** Begin **
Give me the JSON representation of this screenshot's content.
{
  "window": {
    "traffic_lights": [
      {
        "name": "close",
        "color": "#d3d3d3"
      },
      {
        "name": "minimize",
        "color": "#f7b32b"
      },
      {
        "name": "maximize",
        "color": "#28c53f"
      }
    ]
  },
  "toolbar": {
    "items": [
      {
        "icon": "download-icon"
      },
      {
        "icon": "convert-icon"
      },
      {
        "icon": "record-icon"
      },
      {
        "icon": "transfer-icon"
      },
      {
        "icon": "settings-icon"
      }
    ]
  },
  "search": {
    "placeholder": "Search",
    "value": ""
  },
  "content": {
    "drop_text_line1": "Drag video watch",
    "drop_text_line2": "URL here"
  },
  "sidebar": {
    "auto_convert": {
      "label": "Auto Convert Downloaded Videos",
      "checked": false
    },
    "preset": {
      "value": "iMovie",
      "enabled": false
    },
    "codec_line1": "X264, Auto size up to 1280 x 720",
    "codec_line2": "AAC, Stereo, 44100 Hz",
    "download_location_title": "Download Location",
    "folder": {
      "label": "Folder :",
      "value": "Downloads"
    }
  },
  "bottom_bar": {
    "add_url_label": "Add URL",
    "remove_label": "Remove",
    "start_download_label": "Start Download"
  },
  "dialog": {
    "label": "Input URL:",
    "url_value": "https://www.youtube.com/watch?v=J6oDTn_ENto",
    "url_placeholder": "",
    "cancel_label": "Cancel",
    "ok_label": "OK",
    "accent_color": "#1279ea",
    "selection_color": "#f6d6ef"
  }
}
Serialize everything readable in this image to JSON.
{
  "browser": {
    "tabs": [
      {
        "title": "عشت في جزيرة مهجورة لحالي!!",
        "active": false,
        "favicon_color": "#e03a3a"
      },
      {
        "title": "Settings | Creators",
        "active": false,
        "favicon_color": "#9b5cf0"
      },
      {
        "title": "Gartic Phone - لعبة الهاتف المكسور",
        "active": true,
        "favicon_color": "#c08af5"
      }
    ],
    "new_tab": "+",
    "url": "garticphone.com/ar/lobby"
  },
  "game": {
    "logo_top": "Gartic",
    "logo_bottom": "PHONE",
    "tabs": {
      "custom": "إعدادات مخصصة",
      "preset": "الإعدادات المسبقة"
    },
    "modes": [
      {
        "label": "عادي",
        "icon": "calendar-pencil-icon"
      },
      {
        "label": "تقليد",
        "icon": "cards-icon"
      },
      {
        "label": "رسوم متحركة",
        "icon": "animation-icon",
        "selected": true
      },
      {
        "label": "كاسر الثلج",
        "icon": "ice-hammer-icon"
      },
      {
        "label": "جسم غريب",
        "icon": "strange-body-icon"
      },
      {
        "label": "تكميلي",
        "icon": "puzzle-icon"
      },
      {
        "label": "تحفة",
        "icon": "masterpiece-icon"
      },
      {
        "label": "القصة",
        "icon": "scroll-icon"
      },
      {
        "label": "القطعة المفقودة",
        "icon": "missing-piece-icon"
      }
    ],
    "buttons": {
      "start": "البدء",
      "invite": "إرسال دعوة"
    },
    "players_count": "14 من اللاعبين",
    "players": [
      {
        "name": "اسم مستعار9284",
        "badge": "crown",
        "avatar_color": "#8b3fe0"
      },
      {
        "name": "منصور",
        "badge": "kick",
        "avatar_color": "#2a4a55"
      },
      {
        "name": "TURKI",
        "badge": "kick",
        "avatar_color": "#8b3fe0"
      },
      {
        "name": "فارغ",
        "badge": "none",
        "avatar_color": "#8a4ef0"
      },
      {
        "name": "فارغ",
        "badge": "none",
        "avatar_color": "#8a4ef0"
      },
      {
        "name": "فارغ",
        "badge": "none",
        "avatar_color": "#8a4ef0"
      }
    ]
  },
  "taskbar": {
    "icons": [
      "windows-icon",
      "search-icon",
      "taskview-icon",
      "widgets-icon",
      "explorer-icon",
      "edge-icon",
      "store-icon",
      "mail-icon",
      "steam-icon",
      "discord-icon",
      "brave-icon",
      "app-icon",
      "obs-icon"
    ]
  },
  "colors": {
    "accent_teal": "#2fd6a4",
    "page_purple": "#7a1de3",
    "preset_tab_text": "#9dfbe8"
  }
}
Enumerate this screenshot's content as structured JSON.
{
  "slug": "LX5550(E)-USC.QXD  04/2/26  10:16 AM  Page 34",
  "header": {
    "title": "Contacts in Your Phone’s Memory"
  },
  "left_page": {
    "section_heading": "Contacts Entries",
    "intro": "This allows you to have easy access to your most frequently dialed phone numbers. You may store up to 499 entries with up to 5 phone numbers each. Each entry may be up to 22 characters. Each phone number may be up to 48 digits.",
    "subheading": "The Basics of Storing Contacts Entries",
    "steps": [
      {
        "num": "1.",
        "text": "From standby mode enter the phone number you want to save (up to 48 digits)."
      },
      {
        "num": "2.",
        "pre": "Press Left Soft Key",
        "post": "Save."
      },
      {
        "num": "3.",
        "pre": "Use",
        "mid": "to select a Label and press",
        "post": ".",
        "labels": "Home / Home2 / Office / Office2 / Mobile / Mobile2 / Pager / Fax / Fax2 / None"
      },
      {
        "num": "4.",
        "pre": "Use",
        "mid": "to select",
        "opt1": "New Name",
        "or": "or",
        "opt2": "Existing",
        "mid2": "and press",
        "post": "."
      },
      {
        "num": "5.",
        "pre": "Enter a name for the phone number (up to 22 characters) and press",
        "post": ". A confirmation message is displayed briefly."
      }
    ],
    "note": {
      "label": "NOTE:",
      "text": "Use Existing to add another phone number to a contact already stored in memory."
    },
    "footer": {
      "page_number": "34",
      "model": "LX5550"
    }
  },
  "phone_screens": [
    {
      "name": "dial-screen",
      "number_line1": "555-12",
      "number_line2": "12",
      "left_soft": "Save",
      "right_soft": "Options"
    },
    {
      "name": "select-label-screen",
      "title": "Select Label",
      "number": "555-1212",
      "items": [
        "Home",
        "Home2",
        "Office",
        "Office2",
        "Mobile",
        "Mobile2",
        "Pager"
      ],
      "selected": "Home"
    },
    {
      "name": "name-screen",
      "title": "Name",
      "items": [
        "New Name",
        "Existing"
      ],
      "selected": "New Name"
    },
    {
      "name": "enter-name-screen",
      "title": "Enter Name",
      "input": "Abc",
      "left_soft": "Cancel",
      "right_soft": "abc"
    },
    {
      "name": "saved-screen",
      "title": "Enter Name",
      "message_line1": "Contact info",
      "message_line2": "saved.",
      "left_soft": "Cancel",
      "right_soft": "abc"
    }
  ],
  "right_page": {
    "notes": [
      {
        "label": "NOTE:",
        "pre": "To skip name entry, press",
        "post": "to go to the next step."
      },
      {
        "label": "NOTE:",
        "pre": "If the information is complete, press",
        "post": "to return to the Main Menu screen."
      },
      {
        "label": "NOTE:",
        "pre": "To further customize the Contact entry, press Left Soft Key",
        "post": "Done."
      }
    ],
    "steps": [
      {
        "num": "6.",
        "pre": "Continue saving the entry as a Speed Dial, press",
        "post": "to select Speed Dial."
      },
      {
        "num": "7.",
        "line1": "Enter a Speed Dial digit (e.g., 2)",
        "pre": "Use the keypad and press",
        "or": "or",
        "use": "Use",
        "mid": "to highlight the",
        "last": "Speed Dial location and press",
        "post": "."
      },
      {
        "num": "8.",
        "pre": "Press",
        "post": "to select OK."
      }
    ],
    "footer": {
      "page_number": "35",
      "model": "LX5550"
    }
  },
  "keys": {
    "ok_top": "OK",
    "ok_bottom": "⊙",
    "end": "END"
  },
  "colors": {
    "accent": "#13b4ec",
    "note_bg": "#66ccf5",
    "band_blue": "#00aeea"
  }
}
** End **
* _PROBLEM TO WORK ON_
Extract the full listing above without altering anything.

* _ANSWER TO THE PROBLEM_
Give me the JSON representation of this screenshot's content.
{
  "window": {
    "traffic_lights": [
      {
        "name": "close",
        "color": "#d3d3d3"
      },
      {
        "name": "minimize",
        "color": "#f7b32b"
      },
      {
        "name": "maximize",
        "color": "#28c53f"
      }
    ]
  },
  "toolbar": {
    "items": [
      {
        "icon": "download-icon"
      },
      {
        "icon": "convert-icon"
      },
      {
        "icon": "record-icon"
      },
      {
        "icon": "transfer-icon"
      },
      {
        "icon": "settings-icon"
      }
    ]
  },
  "search": {
    "placeholder": "Search",
    "value": ""
  },
  "content": {
    "drop_text_line1": "Drag video watch",
    "drop_text_line2": "URL here"
  },
  "sidebar": {
    "auto_convert": {
      "label": "Auto Convert Downloaded Videos",
      "checked": false
    },
    "preset": {
      "value": "iMovie",
      "enabled": false
    },
    "codec_line1": "X264, Auto size up to 1280 x 720",
    "codec_line2": "AAC, Stereo, 44100 Hz",
    "download_location_title": "Download Location",
    "folder": {
      "label": "Folder :",
      "value": "Downloads"
    }
  },
  "bottom_bar": {
    "add_url_label": "Add URL",
    "remove_label": "Remove",
    "start_download_label": "Start Download"
  },
  "dialog": {
    "label": "Input URL:",
    "url_value": "https://www.youtube.com/watch?v=J6oDTn_ENto",
    "url_placeholder": "",
    "cancel_label": "Cancel",
    "ok_label": "OK",
    "accent_color": "#1279ea",
    "selection_color": "#f6d6ef"
  }
}
Serialize everything readable in this image to JSON.
{
  "browser": {
    "tabs": [
      {
        "title": "عشت في جزيرة مهجورة لحالي!!",
        "active": false,
        "favicon_color": "#e03a3a"
      },
      {
        "title": "Settings | Creators",
        "active": false,
        "favicon_color": "#9b5cf0"
      },
      {
        "title": "Gartic Phone - لعبة الهاتف المكسور",
        "active": true,
        "favicon_color": "#c08af5"
      }
    ],
    "new_tab": "+",
    "url": "garticphone.com/ar/lobby"
  },
  "game": {
    "logo_top": "Gartic",
    "logo_bottom": "PHONE",
    "tabs": {
      "custom": "إعدادات مخصصة",
      "preset": "الإعدادات المسبقة"
    },
    "modes": [
      {
        "label": "عادي",
        "icon": "calendar-pencil-icon"
      },
      {
        "label": "تقليد",
        "icon": "cards-icon"
      },
      {
        "label": "رسوم متحركة",
        "icon": "animation-icon",
        "selected": true
      },
      {
        "label": "كاسر الثلج",
        "icon": "ice-hammer-icon"
      },
      {
        "label": "جسم غريب",
        "icon": "strange-body-icon"
      },
      {
        "label": "تكميلي",
        "icon": "puzzle-icon"
      },
      {
        "label": "تحفة",
        "icon": "masterpiece-icon"
      },
      {
        "label": "القصة",
        "icon": "scroll-icon"
      },
      {
        "label": "القطعة المفقودة",
        "icon": "missing-piece-icon"
      }
    ],
    "buttons": {
      "start": "البدء",
      "invite": "إرسال دعوة"
    },
    "players_count": "14 من اللاعبين",
    "players": [
      {
        "name": "اسم مستعار9284",
        "badge": "crown",
        "avatar_color": "#8b3fe0"
      },
      {
        "name": "منصور",
        "badge": "kick",
        "avatar_color": "#2a4a55"
      },
      {
        "name": "TURKI",
        "badge": "kick",
        "avatar_color": "#8b3fe0"
      },
      {
        "name": "فارغ",
        "badge": "none",
        "avatar_color": "#8a4ef0"
      },
      {
        "name": "فارغ",
        "badge": "none",
        "avatar_color": "#8a4ef0"
      },
      {
        "name": "فارغ",
        "badge": "none",
        "avatar_color": "#8a4ef0"
      }
    ]
  },
  "taskbar": {
    "icons": [
      "windows-icon",
      "search-icon",
      "taskview-icon",
      "widgets-icon",
      "explorer-icon",
      "edge-icon",
      "store-icon",
      "mail-icon",
      "steam-icon",
      "discord-icon",
      "brave-icon",
      "app-icon",
      "obs-icon"
    ]
  },
  "colors": {
    "accent_teal": "#2fd6a4",
    "page_purple": "#7a1de3",
    "preset_tab_text": "#9dfbe8"
  }
}
Enumerate this screenshot's content as structured JSON.
{
  "slug": "LX5550(E)-USC.QXD  04/2/26  10:16 AM  Page 34",
  "header": {
    "title": "Contacts in Your Phone’s Memory"
  },
  "left_page": {
    "section_heading": "Contacts Entries",
    "intro": "This allows you to have easy access to your most frequently dialed phone numbers. You may store up to 499 entries with up to 5 phone numbers each. Each entry may be up to 22 characters. Each phone number may be up to 48 digits.",
    "subheading": "The Basics of Storing Contacts Entries",
    "steps": [
      {
        "num": "1.",
        "text": "From standby mode enter the phone number you want to save (up to 48 digits)."
      },
      {
        "num": "2.",
        "pre": "Press Left Soft Key",
        "post": "Save."
      },
      {
        "num": "3.",
        "pre": "Use",
        "mid": "to select a Label and press",
        "post": ".",
        "labels": "Home / Home2 / Office / Office2 / Mobile / Mobile2 / Pager / Fax / Fax2 / None"
      },
      {
        "num": "4.",
        "pre": "Use",
        "mid": "to select",
        "opt1": "New Name",
        "or": "or",
        "opt2": "Existing",
        "mid2": "and press",
        "post": "."
      },
      {
        "num": "5.",
        "pre": "Enter a name for the phone number (up to 22 characters) and press",
        "post": ". A confirmation message is displayed briefly."
      }
    ],
    "note": {
      "label": "NOTE:",
      "text": "Use Existing to add another phone number to a contact already stored in memory."
    },
    "footer": {
      "page_number": "34",
      "model": "LX5550"
    }
  },
  "phone_screens": [
    {
      "name": "dial-screen",
      "number_line1": "555-12",
      "number_line2": "12",
      "left_soft": "Save",
      "right_soft": "Options"
    },
    {
      "name": "select-label-screen",
      "title": "Select Label",
      "number": "555-1212",
      "items": [
        "Home",
        "Home2",
        "Office",
        "Office2",
        "Mobile",
        "Mobile2",
        "Pager"
      ],
      "selected": "Home"
    },
    {
      "name": "name-screen",
      "title": "Name",
      "items": [
        "New Name",
        "Existing"
      ],
      "selected": "New Name"
    },
    {
      "name": "enter-name-screen",
      "title": "Enter Name",
      "input": "Abc",
      "left_soft": "Cancel",
      "right_soft": "abc"
    },
    {
      "name": "saved-screen",
      "title": "Enter Name",
      "message_line1": "Contact info",
      "message_line2": "saved.",
      "left_soft": "Cancel",
      "right_soft": "abc"
    }
  ],
  "right_page": {
    "notes": [
      {
        "label": "NOTE:",
        "pre": "To skip name entry, press",
        "post": "to go to the next step."
      },
      {
        "label": "NOTE:",
        "pre": "If the information is complete, press",
        "post": "to return to the Main Menu screen."
      },
      {
        "label": "NOTE:",
        "pre": "To further customize the Contact entry, press Left Soft Key",
        "post": "Done."
      }
    ],
    "steps": [
      {
        "num": "6.",
        "pre": "Continue saving the entry as a Speed Dial, press",
        "post": "to select Speed Dial."
      },
      {
        "num": "7.",
        "line1": "Enter a Speed Dial digit (e.g., 2)",
        "pre": "Use the keypad and press",
        "or": "or",
        "use": "Use",
        "mid": "to highlight the",
        "last": "Speed Dial location and press",
        "post": "."
      },
      {
        "num": "8.",
        "pre": "Press",
        "post": "to select OK."
      }
    ],
    "footer": {
      "page_number": "35",
      "model": "LX5550"
    }
  },
  "keys": {
    "ok_top": "OK",
    "ok_bottom": "⊙",
    "end": "END"
  },
  "colors": {
    "accent": "#13b4ec",
    "note_bg": "#66ccf5",
    "band_blue": "#00aeea"
  }
}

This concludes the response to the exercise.